> [Provided records]
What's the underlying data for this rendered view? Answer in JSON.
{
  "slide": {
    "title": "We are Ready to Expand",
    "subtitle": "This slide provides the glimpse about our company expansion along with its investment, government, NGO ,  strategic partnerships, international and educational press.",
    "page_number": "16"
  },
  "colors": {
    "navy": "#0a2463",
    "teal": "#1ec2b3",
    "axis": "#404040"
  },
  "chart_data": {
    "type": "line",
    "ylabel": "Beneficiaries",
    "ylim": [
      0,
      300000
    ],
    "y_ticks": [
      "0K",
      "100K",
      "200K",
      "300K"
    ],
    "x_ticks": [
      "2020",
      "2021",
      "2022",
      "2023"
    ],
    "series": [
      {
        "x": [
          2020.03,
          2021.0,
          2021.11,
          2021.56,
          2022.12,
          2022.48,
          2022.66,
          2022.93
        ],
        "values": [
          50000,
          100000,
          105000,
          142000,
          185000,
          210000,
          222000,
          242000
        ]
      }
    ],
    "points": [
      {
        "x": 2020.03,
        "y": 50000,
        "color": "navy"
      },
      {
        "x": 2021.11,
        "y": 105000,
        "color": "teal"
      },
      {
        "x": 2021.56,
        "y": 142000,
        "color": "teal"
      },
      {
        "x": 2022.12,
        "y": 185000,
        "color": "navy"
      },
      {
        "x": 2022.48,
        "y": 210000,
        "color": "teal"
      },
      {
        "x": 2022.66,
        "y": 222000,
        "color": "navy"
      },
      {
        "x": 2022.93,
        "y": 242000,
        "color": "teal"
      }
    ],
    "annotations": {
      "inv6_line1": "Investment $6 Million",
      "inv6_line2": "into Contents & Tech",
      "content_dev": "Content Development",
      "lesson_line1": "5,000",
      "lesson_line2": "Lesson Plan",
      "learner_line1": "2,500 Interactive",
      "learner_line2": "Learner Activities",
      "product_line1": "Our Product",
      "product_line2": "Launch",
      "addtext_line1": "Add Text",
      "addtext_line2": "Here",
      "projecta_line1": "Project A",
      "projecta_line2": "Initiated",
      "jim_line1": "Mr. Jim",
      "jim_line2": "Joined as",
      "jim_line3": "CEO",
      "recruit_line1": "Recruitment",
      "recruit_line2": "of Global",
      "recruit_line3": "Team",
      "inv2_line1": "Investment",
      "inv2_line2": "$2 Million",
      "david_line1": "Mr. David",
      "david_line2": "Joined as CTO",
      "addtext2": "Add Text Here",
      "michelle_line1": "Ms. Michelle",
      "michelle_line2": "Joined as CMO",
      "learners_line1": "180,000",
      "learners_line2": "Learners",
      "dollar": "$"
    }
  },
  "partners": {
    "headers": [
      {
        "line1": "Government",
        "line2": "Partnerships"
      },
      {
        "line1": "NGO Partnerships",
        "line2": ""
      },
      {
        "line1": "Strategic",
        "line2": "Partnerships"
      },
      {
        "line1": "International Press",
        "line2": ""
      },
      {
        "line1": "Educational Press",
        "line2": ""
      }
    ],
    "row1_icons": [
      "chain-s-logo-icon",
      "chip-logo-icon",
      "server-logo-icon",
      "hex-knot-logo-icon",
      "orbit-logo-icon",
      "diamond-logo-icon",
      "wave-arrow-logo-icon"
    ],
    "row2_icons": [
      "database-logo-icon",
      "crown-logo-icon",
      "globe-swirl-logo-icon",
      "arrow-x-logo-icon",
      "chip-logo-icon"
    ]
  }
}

> [Task details] Copy each record from above exactly, and include every line.

> [Solved exercise]
What's the underlying data for this rendered view? Answer in JSON.
{
  "slide": {
    "title": "We are Ready to Expand",
    "subtitle": "This slide provides the glimpse about our company expansion along with its investment, government, NGO ,  strategic partnerships, international and educational press.",
    "page_number": "16"
  },
  "colors": {
    "navy": "#0a2463",
    "teal": "#1ec2b3",
    "axis": "#404040"
  },
  "chart_data": {
    "type": "line",
    "ylabel": "Beneficiaries",
    "ylim": [
      0,
      300000
    ],
    "y_ticks": [
      "0K",
      "100K",
      "200K",
      "300K"
    ],
    "x_ticks": [
      "2020",
      "2021",
      "2022",
      "2023"
    ],
    "series": [
      {
        "x": [
          2020.03,
          2021.0,
          2021.11,
          2021.56,
          2022.12,
          2022.48,
          2022.66,
          2022.93
        ],
        "values": [
          50000,
          100000,
          105000,
          142000,
          185000,
          210000,
          222000,
          242000
        ]
      }
    ],
    "points": [
      {
        "x": 2020.03,
        "y": 50000,
        "color": "navy"
      },
      {
        "x": 2021.11,
        "y": 105000,
        "color": "teal"
      },
      {
        "x": 2021.56,
        "y": 142000,
        "color": "teal"
      },
      {
        "x": 2022.12,
        "y": 185000,
        "color": "navy"
      },
      {
        "x": 2022.48,
        "y": 210000,
        "color": "teal"
      },
      {
        "x": 2022.66,
        "y": 222000,
        "color": "navy"
      },
      {
        "x": 2022.93,
        "y": 242000,
        "color": "teal"
      }
    ],
    "annotations": {
      "inv6_line1": "Investment $6 Million",
      "inv6_line2": "into Contents & Tech",
      "content_dev": "Content Development",
      "lesson_line1": "5,000",
      "lesson_line2": "Lesson Plan",
      "learner_line1": "2,500 Interactive",
      "learner_line2": "Learner Activities",
      "product_line1": "Our Product",
      "product_line2": "Launch",
      "addtext_line1": "Add Text",
      "addtext_line2": "Here",
      "projecta_line1": "Project A",
      "projecta_line2": "Initiated",
      "jim_line1": "Mr. Jim",
      "jim_line2": "Joined as",
      "jim_line3": "CEO",
      "recruit_line1": "Recruitment",
      "recruit_line2": "of Global",
      "recruit_line3": "Team",
      "inv2_line1": "Investment",
      "inv2_line2": "$2 Million",
      "david_line1": "Mr. David",
      "david_line2": "Joined as CTO",
      "addtext2": "Add Text Here",
      "michelle_line1": "Ms. Michelle",
      "michelle_line2": "Joined as CMO",
      "learners_line1": "180,000",
      "learners_line2": "Learners",
      "dollar": "$"
    }
  },
  "partners": {
    "headers": [
      {
        "line1": "Government",
        "line2": "Partnerships"
      },
      {
        "line1": "NGO Partnerships",
        "line2": ""
      },
      {
        "line1": "Strategic",
        "line2": "Partnerships"
      },
      {
        "line1": "International Press",
        "line2": ""
      },
      {
        "line1": "Educational Press",
        "line2": ""
      }
    ],
    "row1_icons": [
      "chain-s-logo-icon",
      "chip-logo-icon",
      "server-logo-icon",
      "hex-knot-logo-icon",
      "orbit-logo-icon",
      "diamond-logo-icon",
      "wave-arrow-logo-icon"
    ],
    "row2_icons": [
      "database-logo-icon",
      "crown-logo-icon",
      "globe-swirl-logo-icon",
      "arrow-x-logo-icon",
      "chip-logo-icon"
    ]
  }
}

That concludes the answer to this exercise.